EXERCISE BRIEF: Gather, from the listing beneath this task, every line holding the string "Nenélove".

ENTRIES:
········

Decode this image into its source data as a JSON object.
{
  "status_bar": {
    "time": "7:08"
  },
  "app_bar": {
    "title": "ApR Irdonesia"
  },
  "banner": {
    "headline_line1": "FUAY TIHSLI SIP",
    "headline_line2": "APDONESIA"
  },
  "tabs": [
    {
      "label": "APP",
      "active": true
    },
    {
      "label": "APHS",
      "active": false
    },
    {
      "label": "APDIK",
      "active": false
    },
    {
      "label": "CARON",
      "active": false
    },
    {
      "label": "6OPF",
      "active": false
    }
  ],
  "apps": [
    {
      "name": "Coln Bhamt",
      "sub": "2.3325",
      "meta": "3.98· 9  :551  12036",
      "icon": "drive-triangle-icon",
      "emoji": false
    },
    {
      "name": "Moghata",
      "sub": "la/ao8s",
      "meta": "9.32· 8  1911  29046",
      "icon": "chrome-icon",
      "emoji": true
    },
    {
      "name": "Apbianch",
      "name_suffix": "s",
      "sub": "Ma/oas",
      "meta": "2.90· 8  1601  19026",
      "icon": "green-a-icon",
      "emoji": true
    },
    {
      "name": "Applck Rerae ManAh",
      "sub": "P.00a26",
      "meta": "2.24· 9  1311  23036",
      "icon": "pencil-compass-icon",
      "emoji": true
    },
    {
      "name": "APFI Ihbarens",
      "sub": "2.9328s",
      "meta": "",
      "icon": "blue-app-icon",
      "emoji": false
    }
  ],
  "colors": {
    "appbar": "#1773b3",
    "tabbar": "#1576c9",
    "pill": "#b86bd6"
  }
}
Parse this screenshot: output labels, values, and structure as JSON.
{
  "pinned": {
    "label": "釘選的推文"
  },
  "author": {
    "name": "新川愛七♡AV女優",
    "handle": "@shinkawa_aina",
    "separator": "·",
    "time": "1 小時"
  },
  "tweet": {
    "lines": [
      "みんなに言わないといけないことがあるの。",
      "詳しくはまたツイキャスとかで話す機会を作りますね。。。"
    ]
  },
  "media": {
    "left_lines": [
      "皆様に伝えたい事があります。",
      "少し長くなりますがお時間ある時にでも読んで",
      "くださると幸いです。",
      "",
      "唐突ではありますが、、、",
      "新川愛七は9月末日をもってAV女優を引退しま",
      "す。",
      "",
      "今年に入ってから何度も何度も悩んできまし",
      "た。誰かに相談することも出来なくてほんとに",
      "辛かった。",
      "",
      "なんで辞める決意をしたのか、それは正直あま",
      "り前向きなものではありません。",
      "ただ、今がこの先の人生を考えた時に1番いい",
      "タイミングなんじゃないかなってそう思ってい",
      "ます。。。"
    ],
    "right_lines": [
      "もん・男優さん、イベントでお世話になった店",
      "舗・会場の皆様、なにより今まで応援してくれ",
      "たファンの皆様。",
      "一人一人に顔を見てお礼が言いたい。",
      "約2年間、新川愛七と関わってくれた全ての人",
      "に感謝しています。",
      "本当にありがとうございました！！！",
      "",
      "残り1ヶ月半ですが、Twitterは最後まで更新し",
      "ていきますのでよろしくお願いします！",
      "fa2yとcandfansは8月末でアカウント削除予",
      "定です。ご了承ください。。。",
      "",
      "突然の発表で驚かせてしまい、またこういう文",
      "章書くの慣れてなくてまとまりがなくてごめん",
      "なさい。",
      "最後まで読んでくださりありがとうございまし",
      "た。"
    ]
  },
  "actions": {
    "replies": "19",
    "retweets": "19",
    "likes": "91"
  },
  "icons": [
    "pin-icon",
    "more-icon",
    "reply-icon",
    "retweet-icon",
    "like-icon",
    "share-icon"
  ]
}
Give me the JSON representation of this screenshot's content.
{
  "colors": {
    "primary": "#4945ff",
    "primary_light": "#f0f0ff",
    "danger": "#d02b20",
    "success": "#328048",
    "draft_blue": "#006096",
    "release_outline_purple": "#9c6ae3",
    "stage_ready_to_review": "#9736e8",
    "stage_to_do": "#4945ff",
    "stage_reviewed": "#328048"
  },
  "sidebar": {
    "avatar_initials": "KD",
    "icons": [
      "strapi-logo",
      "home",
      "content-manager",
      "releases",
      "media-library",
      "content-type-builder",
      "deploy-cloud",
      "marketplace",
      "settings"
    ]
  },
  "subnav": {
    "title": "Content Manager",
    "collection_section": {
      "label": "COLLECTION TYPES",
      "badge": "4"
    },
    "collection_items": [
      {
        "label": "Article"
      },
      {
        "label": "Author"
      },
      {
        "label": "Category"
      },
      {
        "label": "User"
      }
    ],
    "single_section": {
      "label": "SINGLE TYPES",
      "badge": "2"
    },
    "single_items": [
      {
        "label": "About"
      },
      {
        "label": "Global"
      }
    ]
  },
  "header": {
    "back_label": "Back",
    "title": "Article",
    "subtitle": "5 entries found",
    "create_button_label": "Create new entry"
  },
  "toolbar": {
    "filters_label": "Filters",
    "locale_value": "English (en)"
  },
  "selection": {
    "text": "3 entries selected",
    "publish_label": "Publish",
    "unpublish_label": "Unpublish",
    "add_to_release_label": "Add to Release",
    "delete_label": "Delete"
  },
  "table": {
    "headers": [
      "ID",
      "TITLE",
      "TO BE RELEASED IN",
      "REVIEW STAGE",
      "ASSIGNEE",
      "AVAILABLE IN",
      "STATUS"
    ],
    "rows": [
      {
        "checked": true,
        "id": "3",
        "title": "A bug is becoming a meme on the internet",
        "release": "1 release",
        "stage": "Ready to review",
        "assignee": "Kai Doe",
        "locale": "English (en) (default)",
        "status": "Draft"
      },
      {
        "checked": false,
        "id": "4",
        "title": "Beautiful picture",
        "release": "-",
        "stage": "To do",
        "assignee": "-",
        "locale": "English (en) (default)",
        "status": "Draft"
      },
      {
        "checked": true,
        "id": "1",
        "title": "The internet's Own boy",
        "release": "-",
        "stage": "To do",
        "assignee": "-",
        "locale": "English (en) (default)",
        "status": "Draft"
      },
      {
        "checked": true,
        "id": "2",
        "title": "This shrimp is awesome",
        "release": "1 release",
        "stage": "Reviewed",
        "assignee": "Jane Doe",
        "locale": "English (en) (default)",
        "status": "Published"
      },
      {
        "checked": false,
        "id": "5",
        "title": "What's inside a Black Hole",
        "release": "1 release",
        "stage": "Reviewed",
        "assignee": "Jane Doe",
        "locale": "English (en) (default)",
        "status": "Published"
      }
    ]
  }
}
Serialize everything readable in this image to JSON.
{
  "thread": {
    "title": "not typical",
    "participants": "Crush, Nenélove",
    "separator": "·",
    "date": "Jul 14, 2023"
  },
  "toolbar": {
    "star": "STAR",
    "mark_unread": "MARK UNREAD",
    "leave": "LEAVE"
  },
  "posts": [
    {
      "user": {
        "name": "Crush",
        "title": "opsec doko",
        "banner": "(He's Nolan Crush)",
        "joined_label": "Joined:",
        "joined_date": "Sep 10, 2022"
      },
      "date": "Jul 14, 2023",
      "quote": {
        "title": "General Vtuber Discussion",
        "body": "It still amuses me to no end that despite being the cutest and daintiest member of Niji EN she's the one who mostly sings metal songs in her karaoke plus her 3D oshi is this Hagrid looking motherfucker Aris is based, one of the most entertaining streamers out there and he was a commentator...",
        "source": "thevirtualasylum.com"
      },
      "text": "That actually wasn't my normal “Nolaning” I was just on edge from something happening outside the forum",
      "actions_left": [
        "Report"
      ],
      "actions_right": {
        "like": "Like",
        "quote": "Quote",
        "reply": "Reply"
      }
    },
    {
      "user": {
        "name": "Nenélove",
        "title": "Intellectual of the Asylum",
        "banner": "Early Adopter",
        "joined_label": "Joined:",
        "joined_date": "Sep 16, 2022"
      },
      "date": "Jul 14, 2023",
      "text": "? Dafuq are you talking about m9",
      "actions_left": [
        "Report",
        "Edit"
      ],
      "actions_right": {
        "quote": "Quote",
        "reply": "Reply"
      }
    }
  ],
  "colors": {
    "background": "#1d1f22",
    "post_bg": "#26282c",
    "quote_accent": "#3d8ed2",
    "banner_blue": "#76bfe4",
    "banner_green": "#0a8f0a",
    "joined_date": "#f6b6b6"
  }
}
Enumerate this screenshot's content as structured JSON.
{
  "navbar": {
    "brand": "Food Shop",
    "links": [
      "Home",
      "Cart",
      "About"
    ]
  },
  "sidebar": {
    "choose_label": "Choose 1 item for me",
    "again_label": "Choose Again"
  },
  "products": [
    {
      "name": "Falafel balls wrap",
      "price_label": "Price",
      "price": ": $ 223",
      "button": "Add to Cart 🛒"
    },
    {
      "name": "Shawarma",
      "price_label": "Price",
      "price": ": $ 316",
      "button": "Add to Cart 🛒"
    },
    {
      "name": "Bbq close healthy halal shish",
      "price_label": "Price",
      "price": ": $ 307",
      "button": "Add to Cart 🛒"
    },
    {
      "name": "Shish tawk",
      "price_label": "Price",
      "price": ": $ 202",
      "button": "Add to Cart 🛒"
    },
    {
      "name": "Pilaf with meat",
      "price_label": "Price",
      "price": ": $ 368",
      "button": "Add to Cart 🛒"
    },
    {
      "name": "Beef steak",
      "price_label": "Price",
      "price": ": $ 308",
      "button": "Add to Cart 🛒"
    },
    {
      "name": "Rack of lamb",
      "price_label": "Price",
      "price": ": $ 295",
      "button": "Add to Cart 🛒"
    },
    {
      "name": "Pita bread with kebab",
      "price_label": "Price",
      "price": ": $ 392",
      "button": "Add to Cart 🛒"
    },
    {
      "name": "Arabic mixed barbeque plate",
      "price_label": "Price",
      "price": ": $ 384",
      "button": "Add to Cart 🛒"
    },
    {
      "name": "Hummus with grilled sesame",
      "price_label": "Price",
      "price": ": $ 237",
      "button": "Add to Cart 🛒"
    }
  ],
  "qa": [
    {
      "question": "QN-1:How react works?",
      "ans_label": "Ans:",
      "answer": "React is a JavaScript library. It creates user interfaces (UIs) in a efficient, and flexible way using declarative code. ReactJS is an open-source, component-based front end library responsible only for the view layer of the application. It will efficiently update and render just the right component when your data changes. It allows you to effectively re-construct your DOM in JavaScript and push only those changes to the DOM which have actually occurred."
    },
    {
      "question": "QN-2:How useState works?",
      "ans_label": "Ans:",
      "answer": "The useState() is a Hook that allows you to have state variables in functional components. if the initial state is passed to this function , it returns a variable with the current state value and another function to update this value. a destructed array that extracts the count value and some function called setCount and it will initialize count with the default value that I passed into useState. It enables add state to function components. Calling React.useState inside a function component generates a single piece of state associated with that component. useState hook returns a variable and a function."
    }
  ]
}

········

TASK RESULT:
    "participants": "Crush, Nenélove",
        "name": "Nenélove",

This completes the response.